● **STATED GOAL**: Gather all lines in the entries below that include the word "localization".
[begin PROVIDED DATA]
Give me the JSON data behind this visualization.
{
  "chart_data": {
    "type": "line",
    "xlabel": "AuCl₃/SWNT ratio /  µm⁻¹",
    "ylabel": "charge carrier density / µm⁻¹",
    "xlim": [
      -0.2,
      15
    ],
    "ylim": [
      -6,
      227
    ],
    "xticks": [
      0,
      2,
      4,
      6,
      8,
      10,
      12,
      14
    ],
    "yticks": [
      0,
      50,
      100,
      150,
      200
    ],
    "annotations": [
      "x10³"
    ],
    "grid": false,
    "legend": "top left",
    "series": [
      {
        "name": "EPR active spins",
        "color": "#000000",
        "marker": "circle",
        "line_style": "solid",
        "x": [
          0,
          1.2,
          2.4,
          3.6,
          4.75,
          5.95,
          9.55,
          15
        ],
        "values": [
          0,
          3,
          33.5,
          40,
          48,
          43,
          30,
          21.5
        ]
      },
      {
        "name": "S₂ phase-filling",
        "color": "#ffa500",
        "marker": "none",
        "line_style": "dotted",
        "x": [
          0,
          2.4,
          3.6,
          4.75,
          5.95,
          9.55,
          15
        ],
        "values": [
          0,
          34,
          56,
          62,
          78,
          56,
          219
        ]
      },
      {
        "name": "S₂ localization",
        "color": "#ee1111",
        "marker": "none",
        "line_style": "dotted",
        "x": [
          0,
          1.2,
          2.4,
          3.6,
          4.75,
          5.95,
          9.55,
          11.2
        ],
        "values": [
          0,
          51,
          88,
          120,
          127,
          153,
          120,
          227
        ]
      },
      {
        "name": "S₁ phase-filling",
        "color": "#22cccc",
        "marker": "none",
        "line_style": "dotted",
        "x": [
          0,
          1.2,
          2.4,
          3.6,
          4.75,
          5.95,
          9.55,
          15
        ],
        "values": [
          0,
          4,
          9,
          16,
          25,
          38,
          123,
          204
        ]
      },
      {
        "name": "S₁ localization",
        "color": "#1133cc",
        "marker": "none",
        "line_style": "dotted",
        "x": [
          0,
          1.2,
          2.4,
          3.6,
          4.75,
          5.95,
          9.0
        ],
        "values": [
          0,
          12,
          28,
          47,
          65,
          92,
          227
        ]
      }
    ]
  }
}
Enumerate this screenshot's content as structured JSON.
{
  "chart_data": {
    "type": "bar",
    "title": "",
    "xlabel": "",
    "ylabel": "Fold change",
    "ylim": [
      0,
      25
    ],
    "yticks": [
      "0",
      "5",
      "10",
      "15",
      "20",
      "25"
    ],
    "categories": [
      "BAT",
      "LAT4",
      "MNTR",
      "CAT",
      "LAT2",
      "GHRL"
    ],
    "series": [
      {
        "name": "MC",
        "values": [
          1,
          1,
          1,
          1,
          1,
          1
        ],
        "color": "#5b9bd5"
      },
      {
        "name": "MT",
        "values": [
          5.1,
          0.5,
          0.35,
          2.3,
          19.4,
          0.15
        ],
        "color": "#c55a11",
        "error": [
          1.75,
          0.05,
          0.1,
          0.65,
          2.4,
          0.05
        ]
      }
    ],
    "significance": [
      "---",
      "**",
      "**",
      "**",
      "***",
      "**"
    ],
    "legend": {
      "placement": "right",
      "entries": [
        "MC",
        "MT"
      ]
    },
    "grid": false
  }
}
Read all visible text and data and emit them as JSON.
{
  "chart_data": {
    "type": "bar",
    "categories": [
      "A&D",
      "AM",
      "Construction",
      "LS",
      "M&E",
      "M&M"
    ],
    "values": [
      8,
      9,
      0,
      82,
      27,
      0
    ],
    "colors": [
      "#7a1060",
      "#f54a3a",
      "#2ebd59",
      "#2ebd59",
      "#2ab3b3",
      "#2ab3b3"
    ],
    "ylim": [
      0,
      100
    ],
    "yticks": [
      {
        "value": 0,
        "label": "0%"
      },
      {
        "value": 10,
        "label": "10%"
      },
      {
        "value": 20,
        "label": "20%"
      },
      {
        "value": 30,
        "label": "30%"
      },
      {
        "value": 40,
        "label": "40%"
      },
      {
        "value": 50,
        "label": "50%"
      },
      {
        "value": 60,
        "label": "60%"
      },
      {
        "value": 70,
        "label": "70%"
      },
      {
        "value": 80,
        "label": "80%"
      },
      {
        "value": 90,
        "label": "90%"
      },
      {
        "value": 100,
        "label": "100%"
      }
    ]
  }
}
[end PROVIDED DATA]
● **TASK RESPONSE**:
        "name": "S₂ localization",
        "name": "S₁ localization",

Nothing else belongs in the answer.